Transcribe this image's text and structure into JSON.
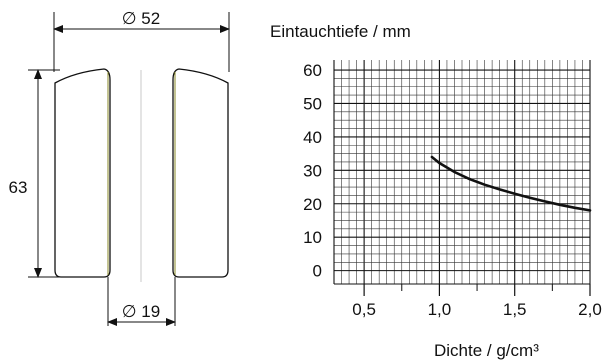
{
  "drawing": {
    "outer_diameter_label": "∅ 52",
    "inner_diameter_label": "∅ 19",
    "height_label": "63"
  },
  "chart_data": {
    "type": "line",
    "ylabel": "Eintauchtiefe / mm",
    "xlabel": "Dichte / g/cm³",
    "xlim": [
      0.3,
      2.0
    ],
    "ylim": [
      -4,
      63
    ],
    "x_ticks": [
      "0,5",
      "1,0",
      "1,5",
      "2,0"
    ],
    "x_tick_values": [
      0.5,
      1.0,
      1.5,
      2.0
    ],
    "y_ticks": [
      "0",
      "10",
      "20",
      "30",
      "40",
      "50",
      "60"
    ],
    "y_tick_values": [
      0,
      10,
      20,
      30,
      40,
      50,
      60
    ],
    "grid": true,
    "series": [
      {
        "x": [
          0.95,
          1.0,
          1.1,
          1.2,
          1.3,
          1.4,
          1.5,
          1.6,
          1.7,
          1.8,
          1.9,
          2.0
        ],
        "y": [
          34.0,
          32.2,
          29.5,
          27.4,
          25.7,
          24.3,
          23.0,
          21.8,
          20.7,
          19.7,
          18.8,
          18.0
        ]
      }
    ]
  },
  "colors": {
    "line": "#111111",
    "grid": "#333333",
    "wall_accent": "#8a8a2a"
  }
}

== To be done ==
Reproduce the material above verbatim; omit every picture.

== Correct output ==
Transcribe this image's text and structure into JSON.
{
  "drawing": {
    "outer_diameter_label": "∅ 52",
    "inner_diameter_label": "∅ 19",
    "height_label": "63"
  },
  "chart_data": {
    "type": "line",
    "ylabel": "Eintauchtiefe / mm",
    "xlabel": "Dichte / g/cm³",
    "xlim": [
      0.3,
      2.0
    ],
    "ylim": [
      -4,
      63
    ],
    "x_ticks": [
      "0,5",
      "1,0",
      "1,5",
      "2,0"
    ],
    "x_tick_values": [
      0.5,
      1.0,
      1.5,
      2.0
    ],
    "y_ticks": [
      "0",
      "10",
      "20",
      "30",
      "40",
      "50",
      "60"
    ],
    "y_tick_values": [
      0,
      10,
      20,
      30,
      40,
      50,
      60
    ],
    "grid": true,
    "series": [
      {
        "x": [
          0.95,
          1.0,
          1.1,
          1.2,
          1.3,
          1.4,
          1.5,
          1.6,
          1.7,
          1.8,
          1.9,
          2.0
        ],
        "y": [
          34.0,
          32.2,
          29.5,
          27.4,
          25.7,
          24.3,
          23.0,
          21.8,
          20.7,
          19.7,
          18.8,
          18.0
        ]
      }
    ]
  },
  "colors": {
    "line": "#111111",
    "grid": "#333333",
    "wall_accent": "#8a8a2a"
  }
}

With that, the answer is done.